> **Saved data entries**:
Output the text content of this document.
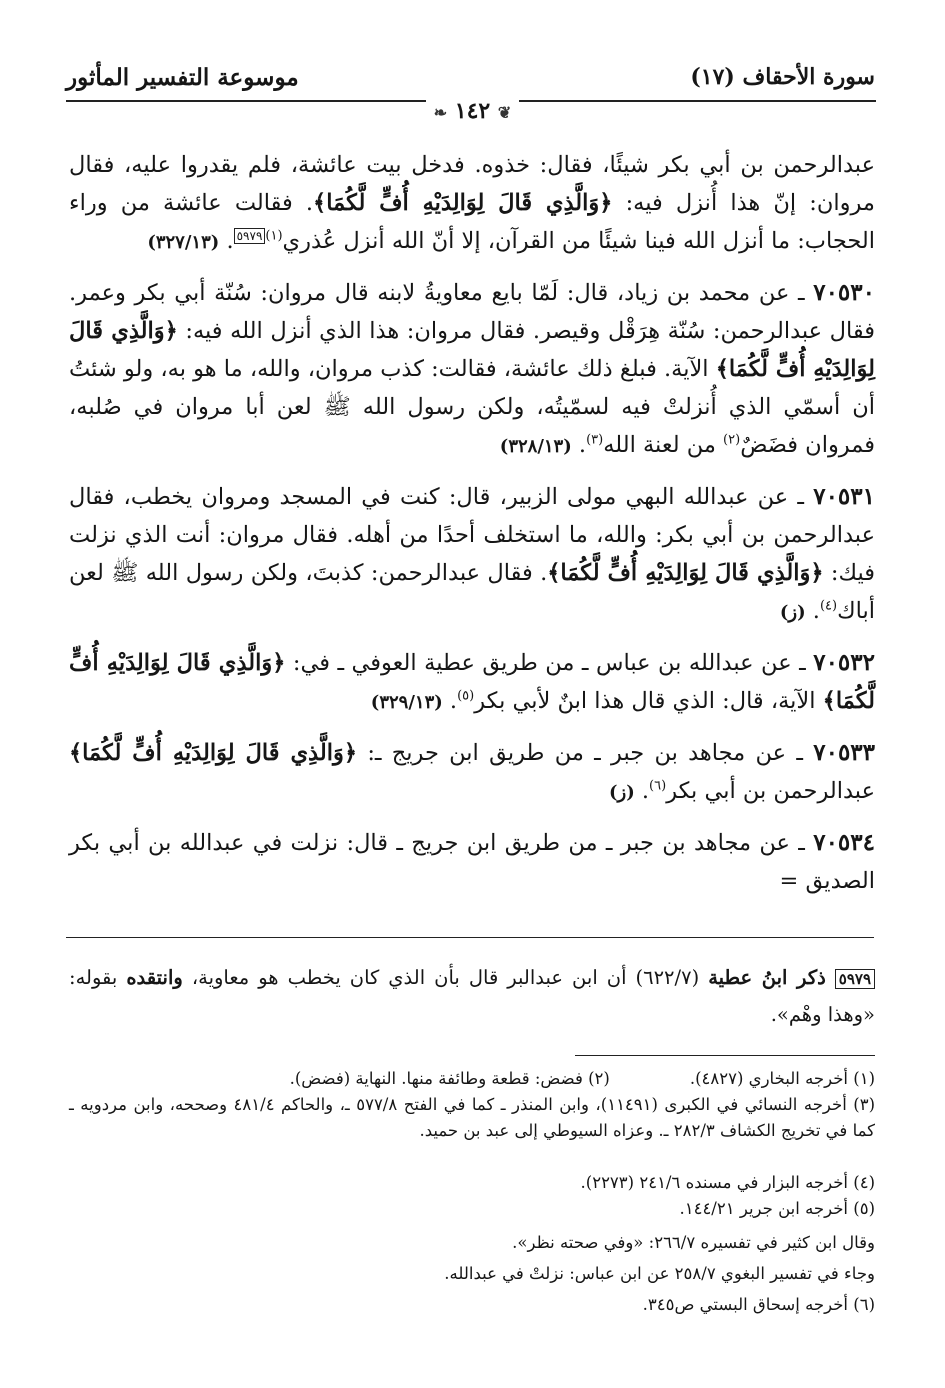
سورة الأحقاف (١٧)
موسوعة التفسير المأثور
❦ ١٤٢ ❧

عبدالرحمن بن أبي بكر شيئًا، فقال: خذوه. فدخل بيت عائشة، فلم يقدروا عليه، فقال مروان: إنّ هذا أُنزل فيه: ﴿وَالَّذِي قَالَ لِوَالِدَيْهِ أُفٍّ لَّكُمَا﴾. فقالت عائشة من وراء الحجاب: ما أنزل الله فينا شيئًا من القرآن، إلا أنّ الله أنزل عُذري$^{(١)٥٩٧٩}$. (٣٢٧/١٣)

٧٠٥٣٠ ـ عن محمد بن زياد، قال: لَمّا بايع معاويةُ لابنه قال مروان: سُنّة أبي بكر وعمر. فقال عبدالرحمن: سُنّة هِرَقْل وقيصر. فقال مروان: هذا الذي أنزل الله فيه: ﴿وَالَّذِي قَالَ لِوَالِدَيْهِ أُفٍّ لَّكُمَا﴾ الآية. فبلغ ذلك عائشة، فقالت: كذب مروان، والله، ما هو به، ولو شئتُ أن أسمّي الذي أُنزلتْ فيه لسمّيتُه، ولكن رسول الله ﷺ لعن أبا مروان في صُلبه، فمروان فضَضٌ$^{(٢)}$ من لعنة الله$^{(٣)}$. (٣٢٨/١٣)

٧٠٥٣١ ـ عن عبدالله البهي مولى الزبير، قال: كنت في المسجد ومروان يخطب، فقال عبدالرحمن بن أبي بكر: والله، ما استخلف أحدًا من أهله. فقال مروان: أنت الذي نزلت فيك: ﴿وَالَّذِي قَالَ لِوَالِدَيْهِ أُفٍّ لَّكُمَا﴾. فقال عبدالرحمن: كذبتَ، ولكن رسول الله ﷺ لعن أباك$^{(٤)}$. (ز)

٧٠٥٣٢ ـ عن عبدالله بن عباس ـ من طريق عطية العوفي ـ في: ﴿وَالَّذِي قَالَ لِوَالِدَيْهِ أُفٍّ لَّكُمَا﴾ الآية، قال: الذي قال هذا ابنٌ لأبي بكر$^{(٥)}$. (٣٢٩/١٣)

٧٠٥٣٣ ـ عن مجاهد بن جبر ـ من طريق ابن جريج ـ: ﴿وَالَّذِي قَالَ لِوَالِدَيْهِ أُفٍّ لَّكُمَا﴾ عبدالرحمن بن أبي بكر$^{(٦)}$. (ز)

٧٠٥٣٤ ـ عن مجاهد بن جبر ـ من طريق ابن جريج ـ قال: نزلت في عبدالله بن أبي بكر الصديق =

٥٩٧٩ ذكر ابنُ عطية (٦٢٢/٧) أن ابن عبدالبر قال بأن الذي كان يخطب هو معاوية، وانتقده بقوله: «وهذا وهْم».
(١) أخرجه البخاري (٤٨٢٧).
(٢) فضض: قطعة وطائفة منها. النهاية (فضض).
(٣) أخرجه النسائي في الكبرى (١١٤٩١)، وابن المنذر ـ كما في الفتح ٥٧٧/٨ ـ، والحاكم ٤٨١/٤ وصححه، وابن مردويه ـ كما في تخريج الكشاف ٢٨٢/٣ ـ. وعزاه السيوطي إلى عبد بن حميد.
(٤) أخرجه البزار في مسنده ٢٤١/٦ (٢٢٧٣).
(٥) أخرجه ابن جرير ١٤٤/٢١.
وقال ابن كثير في تفسيره ٢٦٦/٧: «وفي صحته نظر».
وجاء في تفسير البغوي ٢٥٨/٧ عن ابن عباس: نزلتْ في عبدالله.
(٦) أخرجه إسحاق البستي ص٣٤٥.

> **Requirements**: Look over the listing above. Pick out and copy every line that includes "الآية".

> **Reply to the exercise**:
٧٠٥٣٠ ـ عن محمد بن زياد، قال: لَمّا بايع معاويةُ لابنه قال مروان: سُنّة أبي بكر وعمر. فقال عبدالرحمن: سُنّة هِرَقْل وقيصر. فقال مروان: هذا الذي أنزل الله فيه: ﴿وَالَّذِي قَالَ لِوَالِدَيْهِ أُفٍّ لَّكُمَا﴾ الآية. فبلغ ذلك عائشة، فقالت: كذب مروان، والله، ما هو به، ولو شئتُ أن أسمّي الذي أُنزلتْ فيه لسمّيتُه، ولكن رسول الله ﷺ لعن أبا مروان في صُلبه، فمروان فضَضٌ$^{(٢)}$ من لعنة الله$^{(٣)}$. (٣٢٨/١٣)
٧٠٥٣٢ ـ عن عبدالله بن عباس ـ من طريق عطية العوفي ـ في: ﴿وَالَّذِي قَالَ لِوَالِدَيْهِ أُفٍّ لَّكُمَا﴾ الآية، قال: الذي قال هذا ابنٌ لأبي بكر$^{(٥)}$. (٣٢٩/١٣)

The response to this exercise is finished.